Look for the string "name" and copy every line that has it.

◆ Provided records:

----

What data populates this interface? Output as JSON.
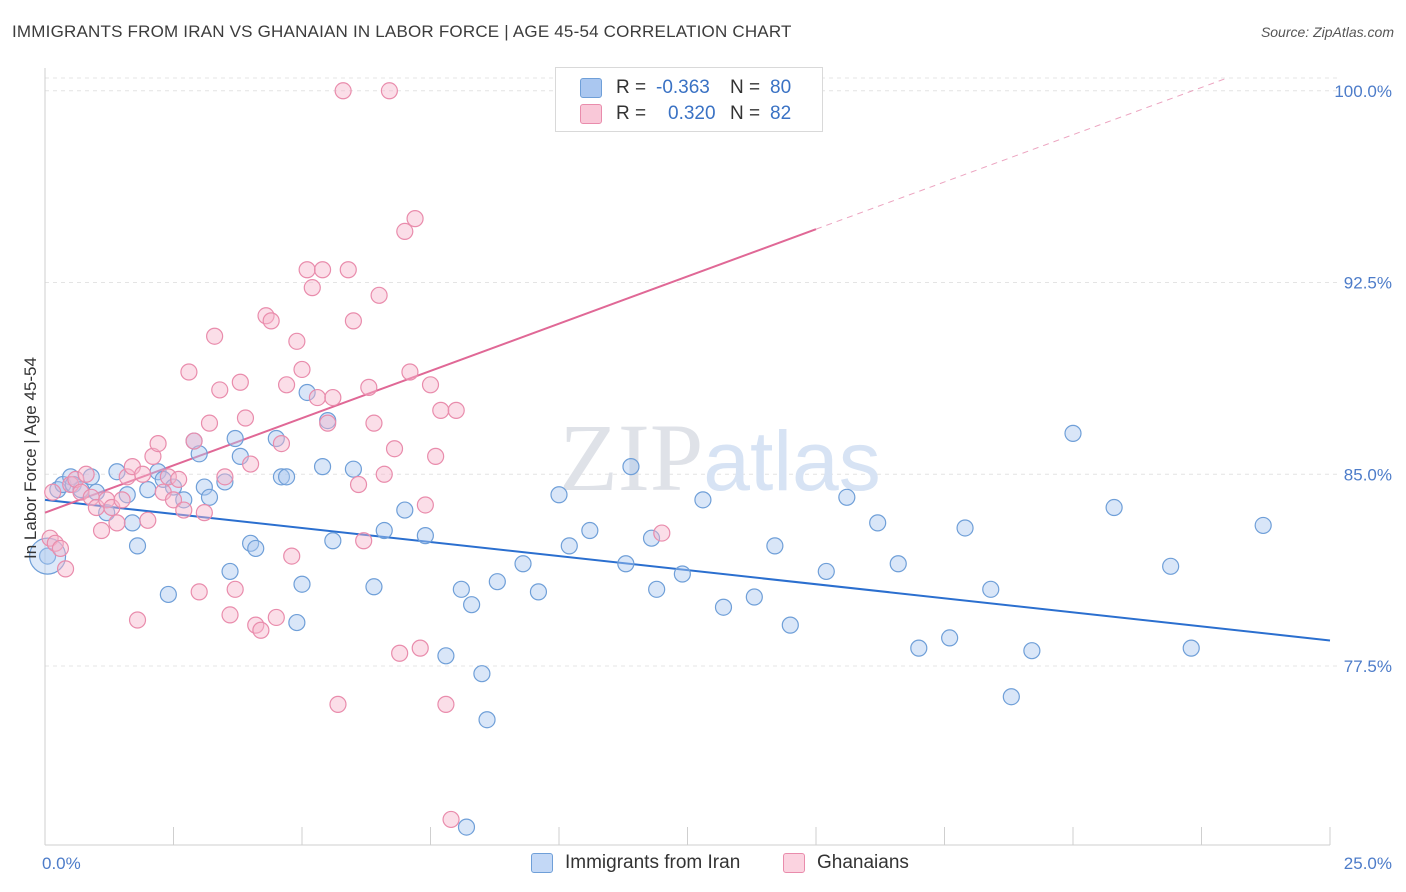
{
  "title": "IMMIGRANTS FROM IRAN VS GHANAIAN IN LABOR FORCE | AGE 45-54 CORRELATION CHART",
  "source": "Source: ZipAtlas.com",
  "watermark": "ZIPatlas",
  "colors": {
    "blue_fill": "#aac7f0",
    "blue_stroke": "#6f9fd8",
    "blue_line": "#2b6fcf",
    "pink_fill": "#f6b6cb",
    "pink_stroke": "#e98cac",
    "pink_line": "#e06896",
    "tick_text": "#4d7cc9",
    "grid": "#e4e4e4"
  },
  "legend": {
    "rows": [
      {
        "series": "Immigrants from Iran",
        "r_label": "R =",
        "r_value": "-0.363",
        "n_label": "N =",
        "n_value": "80"
      },
      {
        "series": "Ghanaians",
        "r_label": "R =",
        "r_value": "0.320",
        "n_label": "N =",
        "n_value": "82"
      }
    ]
  },
  "bottom_legend": [
    "Immigrants from Iran",
    "Ghanaians"
  ],
  "chart_data": {
    "type": "scatter",
    "title": "IMMIGRANTS FROM IRAN VS GHANAIAN IN LABOR FORCE | AGE 45-54 CORRELATION CHART",
    "xlabel": "",
    "ylabel": "In Labor Force | Age 45-54",
    "xlim": [
      0,
      25
    ],
    "ylim": [
      70.5,
      100.5
    ],
    "x_tick_labels": [
      "0.0%",
      "25.0%"
    ],
    "y_ticks": [
      77.5,
      85.0,
      92.5,
      100.0
    ],
    "y_tick_labels": [
      "77.5%",
      "85.0%",
      "92.5%",
      "100.0%"
    ],
    "grid": true,
    "legend_position": "top-center",
    "series": [
      {
        "name": "Immigrants from Iran",
        "r": -0.363,
        "n": 80,
        "trend": {
          "x": [
            0,
            25
          ],
          "y": [
            84.0,
            78.5
          ],
          "solid_to": 25
        },
        "points": [
          [
            0.05,
            81.8
          ],
          [
            0.25,
            84.4
          ],
          [
            0.35,
            84.6
          ],
          [
            0.5,
            84.9
          ],
          [
            0.55,
            84.6
          ],
          [
            0.7,
            84.4
          ],
          [
            0.9,
            84.9
          ],
          [
            1.0,
            84.3
          ],
          [
            1.2,
            83.5
          ],
          [
            1.4,
            85.1
          ],
          [
            1.6,
            84.2
          ],
          [
            1.7,
            83.1
          ],
          [
            1.8,
            82.2
          ],
          [
            2.0,
            84.4
          ],
          [
            2.2,
            85.1
          ],
          [
            2.3,
            84.8
          ],
          [
            2.4,
            80.3
          ],
          [
            2.5,
            84.5
          ],
          [
            2.7,
            84.0
          ],
          [
            2.9,
            86.3
          ],
          [
            3.0,
            85.8
          ],
          [
            3.1,
            84.5
          ],
          [
            3.2,
            84.1
          ],
          [
            3.5,
            84.7
          ],
          [
            3.6,
            81.2
          ],
          [
            3.7,
            86.4
          ],
          [
            3.8,
            85.7
          ],
          [
            4.0,
            82.3
          ],
          [
            4.1,
            82.1
          ],
          [
            4.5,
            86.4
          ],
          [
            4.6,
            84.9
          ],
          [
            4.7,
            84.9
          ],
          [
            4.9,
            79.2
          ],
          [
            5.0,
            80.7
          ],
          [
            5.1,
            88.2
          ],
          [
            5.4,
            85.3
          ],
          [
            5.5,
            87.1
          ],
          [
            5.6,
            82.4
          ],
          [
            6.0,
            85.2
          ],
          [
            6.4,
            80.6
          ],
          [
            6.6,
            82.8
          ],
          [
            7.0,
            83.6
          ],
          [
            7.4,
            82.6
          ],
          [
            7.8,
            77.9
          ],
          [
            8.1,
            80.5
          ],
          [
            8.2,
            71.2
          ],
          [
            8.3,
            79.9
          ],
          [
            8.5,
            77.2
          ],
          [
            8.6,
            75.4
          ],
          [
            8.8,
            80.8
          ],
          [
            9.3,
            81.5
          ],
          [
            9.6,
            80.4
          ],
          [
            10.0,
            84.2
          ],
          [
            10.2,
            82.2
          ],
          [
            10.6,
            82.8
          ],
          [
            11.3,
            81.5
          ],
          [
            11.4,
            85.3
          ],
          [
            11.8,
            82.5
          ],
          [
            11.9,
            80.5
          ],
          [
            12.4,
            81.1
          ],
          [
            12.8,
            84.0
          ],
          [
            13.2,
            79.8
          ],
          [
            13.8,
            80.2
          ],
          [
            14.2,
            82.2
          ],
          [
            14.5,
            79.1
          ],
          [
            15.2,
            81.2
          ],
          [
            15.6,
            84.1
          ],
          [
            16.2,
            83.1
          ],
          [
            16.6,
            81.5
          ],
          [
            17.0,
            78.2
          ],
          [
            17.6,
            78.6
          ],
          [
            17.9,
            82.9
          ],
          [
            18.4,
            80.5
          ],
          [
            18.8,
            76.3
          ],
          [
            19.2,
            78.1
          ],
          [
            20.0,
            86.6
          ],
          [
            20.8,
            83.7
          ],
          [
            21.9,
            81.4
          ],
          [
            22.3,
            78.2
          ],
          [
            23.7,
            83.0
          ]
        ]
      },
      {
        "name": "Ghanaians",
        "r": 0.32,
        "n": 82,
        "trend": {
          "x": [
            0,
            23
          ],
          "y": [
            83.5,
            100.5
          ],
          "solid_to": 15
        },
        "points": [
          [
            0.1,
            82.5
          ],
          [
            0.15,
            84.3
          ],
          [
            0.2,
            82.3
          ],
          [
            0.3,
            82.1
          ],
          [
            0.4,
            81.3
          ],
          [
            0.5,
            84.6
          ],
          [
            0.6,
            84.8
          ],
          [
            0.7,
            84.3
          ],
          [
            0.8,
            85.0
          ],
          [
            0.9,
            84.1
          ],
          [
            1.0,
            83.7
          ],
          [
            1.1,
            82.8
          ],
          [
            1.2,
            84.0
          ],
          [
            1.3,
            83.7
          ],
          [
            1.4,
            83.1
          ],
          [
            1.5,
            84.0
          ],
          [
            1.6,
            84.9
          ],
          [
            1.7,
            85.3
          ],
          [
            1.8,
            79.3
          ],
          [
            1.9,
            85.0
          ],
          [
            2.0,
            83.2
          ],
          [
            2.1,
            85.7
          ],
          [
            2.2,
            86.2
          ],
          [
            2.3,
            84.3
          ],
          [
            2.4,
            84.9
          ],
          [
            2.5,
            84.0
          ],
          [
            2.6,
            84.8
          ],
          [
            2.7,
            83.6
          ],
          [
            2.8,
            89.0
          ],
          [
            2.9,
            86.3
          ],
          [
            3.0,
            80.4
          ],
          [
            3.1,
            83.5
          ],
          [
            3.2,
            87.0
          ],
          [
            3.3,
            90.4
          ],
          [
            3.4,
            88.3
          ],
          [
            3.5,
            84.9
          ],
          [
            3.6,
            79.5
          ],
          [
            3.7,
            80.5
          ],
          [
            3.8,
            88.6
          ],
          [
            3.9,
            87.2
          ],
          [
            4.0,
            85.4
          ],
          [
            4.1,
            79.1
          ],
          [
            4.2,
            78.9
          ],
          [
            4.3,
            91.2
          ],
          [
            4.4,
            91.0
          ],
          [
            4.5,
            79.4
          ],
          [
            4.6,
            86.2
          ],
          [
            4.7,
            88.5
          ],
          [
            4.8,
            81.8
          ],
          [
            4.9,
            90.2
          ],
          [
            5.0,
            89.1
          ],
          [
            5.1,
            93.0
          ],
          [
            5.2,
            92.3
          ],
          [
            5.3,
            88.0
          ],
          [
            5.4,
            93.0
          ],
          [
            5.5,
            87.0
          ],
          [
            5.6,
            88.0
          ],
          [
            5.7,
            76.0
          ],
          [
            5.8,
            100.0
          ],
          [
            5.9,
            93.0
          ],
          [
            6.0,
            91.0
          ],
          [
            6.1,
            84.6
          ],
          [
            6.2,
            82.4
          ],
          [
            6.3,
            88.4
          ],
          [
            6.4,
            87.0
          ],
          [
            6.5,
            92.0
          ],
          [
            6.6,
            85.0
          ],
          [
            6.7,
            100.0
          ],
          [
            6.8,
            86.0
          ],
          [
            6.9,
            78.0
          ],
          [
            7.0,
            94.5
          ],
          [
            7.1,
            89.0
          ],
          [
            7.2,
            95.0
          ],
          [
            7.3,
            78.2
          ],
          [
            7.4,
            83.8
          ],
          [
            7.5,
            88.5
          ],
          [
            7.6,
            85.7
          ],
          [
            7.7,
            87.5
          ],
          [
            7.8,
            76.0
          ],
          [
            7.9,
            71.5
          ],
          [
            8.0,
            87.5
          ],
          [
            12.0,
            82.7
          ]
        ]
      }
    ]
  }
}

----

◆ Output for this exercise:
        "name": "Immigrants from Iran",
        "name": "Ghanaians",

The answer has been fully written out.